- Task objective
Reproduce every item below verbatim, line by line, and leave out the pictures.

⟨

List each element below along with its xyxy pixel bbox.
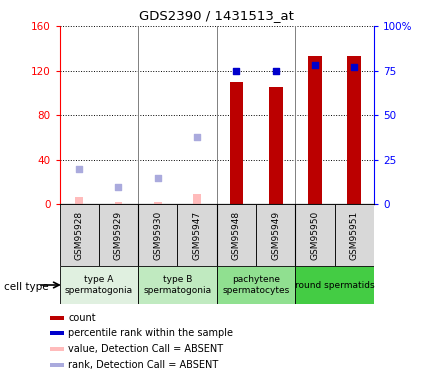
Text: pachytene
spermatocytes: pachytene spermatocytes	[222, 275, 290, 295]
Bar	[60, 204, 99, 266]
Text: value, Detection Call = ABSENT: value, Detection Call = ABSENT	[68, 344, 224, 354]
Bar	[99, 204, 138, 266]
Point	[233, 68, 240, 74]
Point	[154, 175, 161, 181]
Bar	[50, 363, 64, 367]
Text: GSM95928: GSM95928	[75, 211, 84, 260]
Bar	[138, 266, 217, 304]
Bar	[114, 202, 122, 204]
Bar	[50, 316, 64, 320]
Bar	[295, 204, 335, 266]
Text: GSM95947: GSM95947	[193, 211, 201, 260]
Bar	[230, 82, 243, 204]
Text: GSM95949: GSM95949	[271, 211, 280, 260]
Point	[76, 166, 82, 172]
Text: round spermatids: round spermatids	[295, 280, 374, 290]
Bar	[50, 347, 64, 351]
Text: GSM95929: GSM95929	[114, 211, 123, 260]
Text: cell type: cell type	[4, 282, 49, 292]
Bar	[348, 56, 361, 204]
Text: GSM95948: GSM95948	[232, 211, 241, 260]
Text: GSM95930: GSM95930	[153, 211, 162, 260]
Point	[351, 64, 358, 70]
Point	[115, 184, 122, 190]
Bar	[256, 204, 295, 266]
Bar	[335, 204, 374, 266]
Bar	[217, 204, 256, 266]
Text: count: count	[68, 313, 96, 323]
Bar	[50, 332, 64, 335]
Bar	[269, 87, 283, 204]
Text: rank, Detection Call = ABSENT: rank, Detection Call = ABSENT	[68, 360, 219, 370]
Bar	[295, 266, 374, 304]
Text: type B
spermatogonia: type B spermatogonia	[143, 275, 212, 295]
Bar	[60, 266, 138, 304]
Text: GSM95951: GSM95951	[350, 211, 359, 260]
Point	[194, 134, 201, 140]
Bar	[193, 194, 201, 204]
Bar	[217, 266, 295, 304]
Text: GSM95950: GSM95950	[311, 211, 320, 260]
Title: GDS2390 / 1431513_at: GDS2390 / 1431513_at	[139, 9, 294, 22]
Point	[272, 68, 279, 74]
Bar	[138, 204, 178, 266]
Text: type A
spermatogonia: type A spermatogonia	[65, 275, 133, 295]
Text: percentile rank within the sample: percentile rank within the sample	[68, 328, 233, 338]
Bar	[308, 56, 322, 204]
Bar	[75, 196, 83, 204]
Point	[312, 62, 318, 68]
Bar	[154, 202, 162, 204]
Bar	[178, 204, 217, 266]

⟩

- Exercise result
List each element below along with its xyxy pixel bbox.
Text: pachytene
spermatocytes: pachytene spermatocytes	[222, 275, 290, 295]
Bar	[60, 204, 99, 266]
Text: value, Detection Call = ABSENT: value, Detection Call = ABSENT	[68, 344, 224, 354]
Bar	[99, 204, 138, 266]
Point	[233, 68, 240, 74]
Point	[154, 175, 161, 181]
Bar	[50, 363, 64, 367]
Text: GSM95928: GSM95928	[75, 211, 84, 260]
Bar	[138, 266, 217, 304]
Bar	[114, 202, 122, 204]
Bar	[50, 316, 64, 320]
Bar	[295, 204, 335, 266]
Text: GSM95947: GSM95947	[193, 211, 201, 260]
Bar	[230, 82, 243, 204]
Text: GSM95949: GSM95949	[271, 211, 280, 260]
Point	[76, 166, 82, 172]
Text: round spermatids: round spermatids	[295, 280, 374, 290]
Bar	[50, 347, 64, 351]
Text: GSM95929: GSM95929	[114, 211, 123, 260]
Text: cell type: cell type	[4, 282, 49, 292]
Bar	[348, 56, 361, 204]
Text: GSM95948: GSM95948	[232, 211, 241, 260]
Text: GSM95930: GSM95930	[153, 211, 162, 260]
Point	[351, 64, 358, 70]
Point	[115, 184, 122, 190]
Bar	[256, 204, 295, 266]
Bar	[335, 204, 374, 266]
Bar	[217, 204, 256, 266]
Text: count: count	[68, 313, 96, 323]
Bar	[50, 332, 64, 335]
Bar	[269, 87, 283, 204]
Text: rank, Detection Call = ABSENT: rank, Detection Call = ABSENT	[68, 360, 219, 370]
Bar	[295, 266, 374, 304]
Text: type B
spermatogonia: type B spermatogonia	[143, 275, 212, 295]
Bar	[60, 266, 138, 304]
Text: GSM95951: GSM95951	[350, 211, 359, 260]
Point	[194, 134, 201, 140]
Bar	[193, 194, 201, 204]
Bar	[217, 266, 295, 304]
Text: GSM95950: GSM95950	[311, 211, 320, 260]
Title: GDS2390 / 1431513_at: GDS2390 / 1431513_at	[139, 9, 294, 22]
Point	[272, 68, 279, 74]
Bar	[138, 204, 178, 266]
Text: type A
spermatogonia: type A spermatogonia	[65, 275, 133, 295]
Text: percentile rank within the sample: percentile rank within the sample	[68, 328, 233, 338]
Bar	[308, 56, 322, 204]
Bar	[75, 196, 83, 204]
Point	[312, 62, 318, 68]
Bar	[154, 202, 162, 204]
Bar	[178, 204, 217, 266]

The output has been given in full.